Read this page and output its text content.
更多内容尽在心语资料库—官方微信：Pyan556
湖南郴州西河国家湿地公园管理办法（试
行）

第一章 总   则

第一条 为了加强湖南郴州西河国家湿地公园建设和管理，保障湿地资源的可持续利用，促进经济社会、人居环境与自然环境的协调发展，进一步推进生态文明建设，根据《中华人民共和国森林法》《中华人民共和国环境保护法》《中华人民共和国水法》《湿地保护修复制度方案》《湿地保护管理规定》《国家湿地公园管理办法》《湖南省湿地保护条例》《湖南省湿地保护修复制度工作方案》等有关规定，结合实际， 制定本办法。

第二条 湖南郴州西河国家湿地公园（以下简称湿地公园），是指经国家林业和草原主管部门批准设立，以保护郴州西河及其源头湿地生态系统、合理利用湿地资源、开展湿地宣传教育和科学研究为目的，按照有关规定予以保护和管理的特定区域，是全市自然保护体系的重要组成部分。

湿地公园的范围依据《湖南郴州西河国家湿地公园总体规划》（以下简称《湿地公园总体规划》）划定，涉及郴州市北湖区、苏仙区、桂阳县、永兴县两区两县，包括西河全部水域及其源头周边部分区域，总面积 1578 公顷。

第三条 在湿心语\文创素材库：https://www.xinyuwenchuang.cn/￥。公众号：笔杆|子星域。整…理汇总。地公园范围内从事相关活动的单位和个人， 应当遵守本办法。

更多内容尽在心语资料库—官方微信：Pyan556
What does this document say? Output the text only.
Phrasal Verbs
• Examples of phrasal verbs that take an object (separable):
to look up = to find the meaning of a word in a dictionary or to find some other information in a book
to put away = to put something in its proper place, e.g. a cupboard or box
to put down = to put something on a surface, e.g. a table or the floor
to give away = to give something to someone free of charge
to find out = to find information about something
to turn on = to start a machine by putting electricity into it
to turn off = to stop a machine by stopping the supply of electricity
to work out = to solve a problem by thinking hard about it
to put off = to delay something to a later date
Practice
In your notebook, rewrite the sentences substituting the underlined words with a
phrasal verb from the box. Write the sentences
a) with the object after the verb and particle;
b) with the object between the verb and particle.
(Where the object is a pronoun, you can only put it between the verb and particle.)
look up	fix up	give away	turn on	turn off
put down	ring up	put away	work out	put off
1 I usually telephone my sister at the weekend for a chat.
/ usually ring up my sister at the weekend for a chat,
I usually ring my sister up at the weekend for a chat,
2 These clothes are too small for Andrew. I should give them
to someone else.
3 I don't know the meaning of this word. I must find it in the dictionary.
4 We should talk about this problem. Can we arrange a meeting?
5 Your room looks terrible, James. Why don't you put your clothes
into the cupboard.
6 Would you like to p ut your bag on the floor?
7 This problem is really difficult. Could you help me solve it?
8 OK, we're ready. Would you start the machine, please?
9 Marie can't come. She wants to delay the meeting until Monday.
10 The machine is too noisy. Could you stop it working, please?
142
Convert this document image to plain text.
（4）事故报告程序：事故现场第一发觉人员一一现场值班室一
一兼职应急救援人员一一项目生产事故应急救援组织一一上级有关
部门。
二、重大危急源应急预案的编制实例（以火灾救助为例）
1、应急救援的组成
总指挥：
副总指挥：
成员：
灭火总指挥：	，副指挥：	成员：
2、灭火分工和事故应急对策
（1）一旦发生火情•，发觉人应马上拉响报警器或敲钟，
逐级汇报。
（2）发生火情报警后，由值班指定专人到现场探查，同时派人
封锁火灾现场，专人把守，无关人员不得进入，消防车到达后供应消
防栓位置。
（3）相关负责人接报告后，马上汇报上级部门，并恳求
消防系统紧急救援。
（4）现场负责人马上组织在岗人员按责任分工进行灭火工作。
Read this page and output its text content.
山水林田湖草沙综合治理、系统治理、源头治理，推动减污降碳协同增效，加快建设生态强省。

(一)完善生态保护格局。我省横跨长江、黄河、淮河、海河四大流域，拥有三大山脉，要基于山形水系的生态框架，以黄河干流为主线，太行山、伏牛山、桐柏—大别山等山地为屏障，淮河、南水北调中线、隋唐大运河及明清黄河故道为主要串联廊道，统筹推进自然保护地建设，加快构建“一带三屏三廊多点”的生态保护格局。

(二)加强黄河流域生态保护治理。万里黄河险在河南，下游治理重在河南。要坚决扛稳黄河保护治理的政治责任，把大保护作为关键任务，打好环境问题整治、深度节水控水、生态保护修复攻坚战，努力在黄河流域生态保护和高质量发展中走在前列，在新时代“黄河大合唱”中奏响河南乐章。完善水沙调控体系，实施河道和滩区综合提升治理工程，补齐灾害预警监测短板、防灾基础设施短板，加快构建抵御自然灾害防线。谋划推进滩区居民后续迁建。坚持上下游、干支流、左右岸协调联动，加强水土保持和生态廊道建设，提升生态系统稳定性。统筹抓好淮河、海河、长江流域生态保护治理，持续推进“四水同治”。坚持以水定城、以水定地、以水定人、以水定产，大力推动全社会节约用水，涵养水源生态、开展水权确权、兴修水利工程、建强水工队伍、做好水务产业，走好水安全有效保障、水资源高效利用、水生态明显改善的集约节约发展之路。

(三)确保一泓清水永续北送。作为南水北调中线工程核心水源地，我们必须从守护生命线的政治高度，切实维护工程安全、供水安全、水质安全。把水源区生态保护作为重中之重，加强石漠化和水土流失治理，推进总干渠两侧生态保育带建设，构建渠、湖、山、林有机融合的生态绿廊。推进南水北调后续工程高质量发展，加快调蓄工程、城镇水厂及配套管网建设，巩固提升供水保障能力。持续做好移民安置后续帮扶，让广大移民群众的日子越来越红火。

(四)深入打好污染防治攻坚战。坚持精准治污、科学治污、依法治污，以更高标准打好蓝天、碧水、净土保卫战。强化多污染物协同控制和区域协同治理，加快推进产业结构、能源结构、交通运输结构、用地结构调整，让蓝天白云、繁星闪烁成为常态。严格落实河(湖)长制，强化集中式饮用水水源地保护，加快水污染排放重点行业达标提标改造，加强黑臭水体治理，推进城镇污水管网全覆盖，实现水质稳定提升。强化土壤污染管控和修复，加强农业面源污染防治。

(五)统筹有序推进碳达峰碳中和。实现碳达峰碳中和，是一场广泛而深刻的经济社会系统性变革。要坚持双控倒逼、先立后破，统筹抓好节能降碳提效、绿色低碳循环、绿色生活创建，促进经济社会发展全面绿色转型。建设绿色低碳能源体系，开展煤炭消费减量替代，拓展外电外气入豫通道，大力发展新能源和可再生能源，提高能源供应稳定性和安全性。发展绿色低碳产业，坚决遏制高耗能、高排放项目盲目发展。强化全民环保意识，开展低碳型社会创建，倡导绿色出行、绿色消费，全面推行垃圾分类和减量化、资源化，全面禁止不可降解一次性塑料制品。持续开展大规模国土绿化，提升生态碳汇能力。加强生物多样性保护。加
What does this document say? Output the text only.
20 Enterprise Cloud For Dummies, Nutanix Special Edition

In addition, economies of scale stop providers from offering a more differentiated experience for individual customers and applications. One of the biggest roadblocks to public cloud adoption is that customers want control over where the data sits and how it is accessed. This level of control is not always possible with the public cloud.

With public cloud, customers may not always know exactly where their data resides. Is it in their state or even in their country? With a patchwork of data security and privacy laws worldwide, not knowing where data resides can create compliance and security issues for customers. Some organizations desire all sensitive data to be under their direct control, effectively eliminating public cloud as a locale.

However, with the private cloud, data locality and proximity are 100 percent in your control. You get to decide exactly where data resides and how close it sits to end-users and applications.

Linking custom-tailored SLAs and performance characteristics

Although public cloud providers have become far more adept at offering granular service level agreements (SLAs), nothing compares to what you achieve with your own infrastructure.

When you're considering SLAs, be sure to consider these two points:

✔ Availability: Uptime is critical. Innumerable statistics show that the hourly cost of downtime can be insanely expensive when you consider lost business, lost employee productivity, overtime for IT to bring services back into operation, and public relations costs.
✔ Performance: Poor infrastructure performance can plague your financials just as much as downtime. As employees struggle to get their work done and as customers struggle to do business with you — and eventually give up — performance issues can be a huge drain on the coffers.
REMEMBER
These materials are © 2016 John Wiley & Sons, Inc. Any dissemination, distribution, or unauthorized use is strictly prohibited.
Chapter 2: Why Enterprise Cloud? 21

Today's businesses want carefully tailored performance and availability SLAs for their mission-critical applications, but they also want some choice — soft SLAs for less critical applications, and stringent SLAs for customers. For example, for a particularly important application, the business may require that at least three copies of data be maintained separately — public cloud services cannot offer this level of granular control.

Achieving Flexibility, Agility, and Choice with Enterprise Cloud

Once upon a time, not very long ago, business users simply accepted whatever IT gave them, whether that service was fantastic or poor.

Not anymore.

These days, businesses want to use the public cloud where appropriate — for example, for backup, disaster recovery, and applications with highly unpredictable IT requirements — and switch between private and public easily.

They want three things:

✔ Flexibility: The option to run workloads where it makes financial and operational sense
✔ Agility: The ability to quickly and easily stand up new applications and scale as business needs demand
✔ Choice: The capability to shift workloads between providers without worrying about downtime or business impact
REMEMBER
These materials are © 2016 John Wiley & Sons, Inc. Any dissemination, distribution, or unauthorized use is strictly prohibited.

• **DIRECTION**
Locate the string "scale" in the listing above and copy every line where it occurs.

• **RESULT BELOW**
In addition, economies of scale stop providers from offering a more differentiated experience for individual customers and applications. One of the biggest roadblocks to public cloud adoption is that customers want control over where the data sits and how it is accessed. This level of control is not always possible with the public cloud.
✔ Agility: The ability to quickly and easily stand up new applications and scale as business needs demand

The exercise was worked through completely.